# Exercise prompt
Output the data below in full, character for character.

-- Begin --

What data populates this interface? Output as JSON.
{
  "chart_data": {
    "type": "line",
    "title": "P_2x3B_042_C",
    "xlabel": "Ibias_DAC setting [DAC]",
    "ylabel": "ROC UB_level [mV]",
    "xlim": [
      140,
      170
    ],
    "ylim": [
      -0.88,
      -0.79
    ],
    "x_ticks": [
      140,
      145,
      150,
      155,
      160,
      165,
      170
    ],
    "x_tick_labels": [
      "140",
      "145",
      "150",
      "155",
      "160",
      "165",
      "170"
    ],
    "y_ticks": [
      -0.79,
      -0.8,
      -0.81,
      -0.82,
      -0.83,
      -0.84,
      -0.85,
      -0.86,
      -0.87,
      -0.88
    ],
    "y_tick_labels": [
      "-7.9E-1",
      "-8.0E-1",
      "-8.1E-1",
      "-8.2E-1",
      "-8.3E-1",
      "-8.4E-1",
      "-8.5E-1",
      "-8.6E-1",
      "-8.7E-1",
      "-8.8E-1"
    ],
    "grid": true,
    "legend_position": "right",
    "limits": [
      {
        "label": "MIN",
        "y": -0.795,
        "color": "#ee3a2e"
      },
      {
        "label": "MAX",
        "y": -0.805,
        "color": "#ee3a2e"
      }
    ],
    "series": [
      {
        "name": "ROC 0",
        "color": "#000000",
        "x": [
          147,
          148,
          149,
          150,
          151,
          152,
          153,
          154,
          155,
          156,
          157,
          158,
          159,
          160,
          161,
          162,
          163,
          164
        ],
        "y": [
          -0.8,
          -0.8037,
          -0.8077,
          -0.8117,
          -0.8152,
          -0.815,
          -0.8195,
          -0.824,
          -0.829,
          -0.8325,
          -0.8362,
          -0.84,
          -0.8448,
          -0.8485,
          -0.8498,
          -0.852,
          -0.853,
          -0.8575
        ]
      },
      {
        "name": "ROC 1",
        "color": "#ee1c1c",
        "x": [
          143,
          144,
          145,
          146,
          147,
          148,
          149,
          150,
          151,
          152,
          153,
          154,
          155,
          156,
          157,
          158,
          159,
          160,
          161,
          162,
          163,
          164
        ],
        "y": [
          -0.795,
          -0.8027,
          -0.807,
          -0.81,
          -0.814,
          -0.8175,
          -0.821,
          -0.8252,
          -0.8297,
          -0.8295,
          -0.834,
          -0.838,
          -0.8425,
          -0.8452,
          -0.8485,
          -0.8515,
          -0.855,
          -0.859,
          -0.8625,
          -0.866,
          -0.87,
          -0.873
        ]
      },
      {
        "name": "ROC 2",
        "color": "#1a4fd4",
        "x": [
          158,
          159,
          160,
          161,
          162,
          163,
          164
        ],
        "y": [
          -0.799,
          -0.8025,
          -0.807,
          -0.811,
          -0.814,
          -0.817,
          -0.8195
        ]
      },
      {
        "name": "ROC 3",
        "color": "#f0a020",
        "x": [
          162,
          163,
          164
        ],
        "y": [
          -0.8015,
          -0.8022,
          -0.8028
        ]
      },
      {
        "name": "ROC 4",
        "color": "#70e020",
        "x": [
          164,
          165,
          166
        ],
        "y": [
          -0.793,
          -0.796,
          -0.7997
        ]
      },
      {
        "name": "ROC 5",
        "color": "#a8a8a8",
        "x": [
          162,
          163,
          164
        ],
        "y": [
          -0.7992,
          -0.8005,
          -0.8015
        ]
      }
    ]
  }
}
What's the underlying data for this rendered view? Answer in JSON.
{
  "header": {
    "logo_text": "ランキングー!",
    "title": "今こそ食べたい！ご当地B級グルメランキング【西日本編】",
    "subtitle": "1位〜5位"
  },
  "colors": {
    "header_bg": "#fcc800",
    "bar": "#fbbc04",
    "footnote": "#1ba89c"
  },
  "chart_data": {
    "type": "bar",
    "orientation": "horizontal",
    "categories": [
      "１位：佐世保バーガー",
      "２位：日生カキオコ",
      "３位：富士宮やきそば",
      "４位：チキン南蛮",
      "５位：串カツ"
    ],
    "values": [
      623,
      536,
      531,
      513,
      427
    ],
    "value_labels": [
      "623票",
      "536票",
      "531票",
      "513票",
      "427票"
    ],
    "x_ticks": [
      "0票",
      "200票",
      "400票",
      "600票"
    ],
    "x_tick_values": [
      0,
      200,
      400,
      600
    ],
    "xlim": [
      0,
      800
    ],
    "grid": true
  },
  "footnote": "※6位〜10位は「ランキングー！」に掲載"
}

-- End --

# Exercise answer
What data populates this interface? Output as JSON.
{
  "chart_data": {
    "type": "line",
    "title": "P_2x3B_042_C",
    "xlabel": "Ibias_DAC setting [DAC]",
    "ylabel": "ROC UB_level [mV]",
    "xlim": [
      140,
      170
    ],
    "ylim": [
      -0.88,
      -0.79
    ],
    "x_ticks": [
      140,
      145,
      150,
      155,
      160,
      165,
      170
    ],
    "x_tick_labels": [
      "140",
      "145",
      "150",
      "155",
      "160",
      "165",
      "170"
    ],
    "y_ticks": [
      -0.79,
      -0.8,
      -0.81,
      -0.82,
      -0.83,
      -0.84,
      -0.85,
      -0.86,
      -0.87,
      -0.88
    ],
    "y_tick_labels": [
      "-7.9E-1",
      "-8.0E-1",
      "-8.1E-1",
      "-8.2E-1",
      "-8.3E-1",
      "-8.4E-1",
      "-8.5E-1",
      "-8.6E-1",
      "-8.7E-1",
      "-8.8E-1"
    ],
    "grid": true,
    "legend_position": "right",
    "limits": [
      {
        "label": "MIN",
        "y": -0.795,
        "color": "#ee3a2e"
      },
      {
        "label": "MAX",
        "y": -0.805,
        "color": "#ee3a2e"
      }
    ],
    "series": [
      {
        "name": "ROC 0",
        "color": "#000000",
        "x": [
          147,
          148,
          149,
          150,
          151,
          152,
          153,
          154,
          155,
          156,
          157,
          158,
          159,
          160,
          161,
          162,
          163,
          164
        ],
        "y": [
          -0.8,
          -0.8037,
          -0.8077,
          -0.8117,
          -0.8152,
          -0.815,
          -0.8195,
          -0.824,
          -0.829,
          -0.8325,
          -0.8362,
          -0.84,
          -0.8448,
          -0.8485,
          -0.8498,
          -0.852,
          -0.853,
          -0.8575
        ]
      },
      {
        "name": "ROC 1",
        "color": "#ee1c1c",
        "x": [
          143,
          144,
          145,
          146,
          147,
          148,
          149,
          150,
          151,
          152,
          153,
          154,
          155,
          156,
          157,
          158,
          159,
          160,
          161,
          162,
          163,
          164
        ],
        "y": [
          -0.795,
          -0.8027,
          -0.807,
          -0.81,
          -0.814,
          -0.8175,
          -0.821,
          -0.8252,
          -0.8297,
          -0.8295,
          -0.834,
          -0.838,
          -0.8425,
          -0.8452,
          -0.8485,
          -0.8515,
          -0.855,
          -0.859,
          -0.8625,
          -0.866,
          -0.87,
          -0.873
        ]
      },
      {
        "name": "ROC 2",
        "color": "#1a4fd4",
        "x": [
          158,
          159,
          160,
          161,
          162,
          163,
          164
        ],
        "y": [
          -0.799,
          -0.8025,
          -0.807,
          -0.811,
          -0.814,
          -0.817,
          -0.8195
        ]
      },
      {
        "name": "ROC 3",
        "color": "#f0a020",
        "x": [
          162,
          163,
          164
        ],
        "y": [
          -0.8015,
          -0.8022,
          -0.8028
        ]
      },
      {
        "name": "ROC 4",
        "color": "#70e020",
        "x": [
          164,
          165,
          166
        ],
        "y": [
          -0.793,
          -0.796,
          -0.7997
        ]
      },
      {
        "name": "ROC 5",
        "color": "#a8a8a8",
        "x": [
          162,
          163,
          164
        ],
        "y": [
          -0.7992,
          -0.8005,
          -0.8015
        ]
      }
    ]
  }
}
What's the underlying data for this rendered view? Answer in JSON.
{
  "header": {
    "logo_text": "ランキングー!",
    "title": "今こそ食べたい！ご当地B級グルメランキング【西日本編】",
    "subtitle": "1位〜5位"
  },
  "colors": {
    "header_bg": "#fcc800",
    "bar": "#fbbc04",
    "footnote": "#1ba89c"
  },
  "chart_data": {
    "type": "bar",
    "orientation": "horizontal",
    "categories": [
      "１位：佐世保バーガー",
      "２位：日生カキオコ",
      "３位：富士宮やきそば",
      "４位：チキン南蛮",
      "５位：串カツ"
    ],
    "values": [
      623,
      536,
      531,
      513,
      427
    ],
    "value_labels": [
      "623票",
      "536票",
      "531票",
      "513票",
      "427票"
    ],
    "x_ticks": [
      "0票",
      "200票",
      "400票",
      "600票"
    ],
    "x_tick_values": [
      0,
      200,
      400,
      600
    ],
    "xlim": [
      0,
      800
    ],
    "grid": true
  },
  "footnote": "※6位〜10位は「ランキングー！」に掲載"
}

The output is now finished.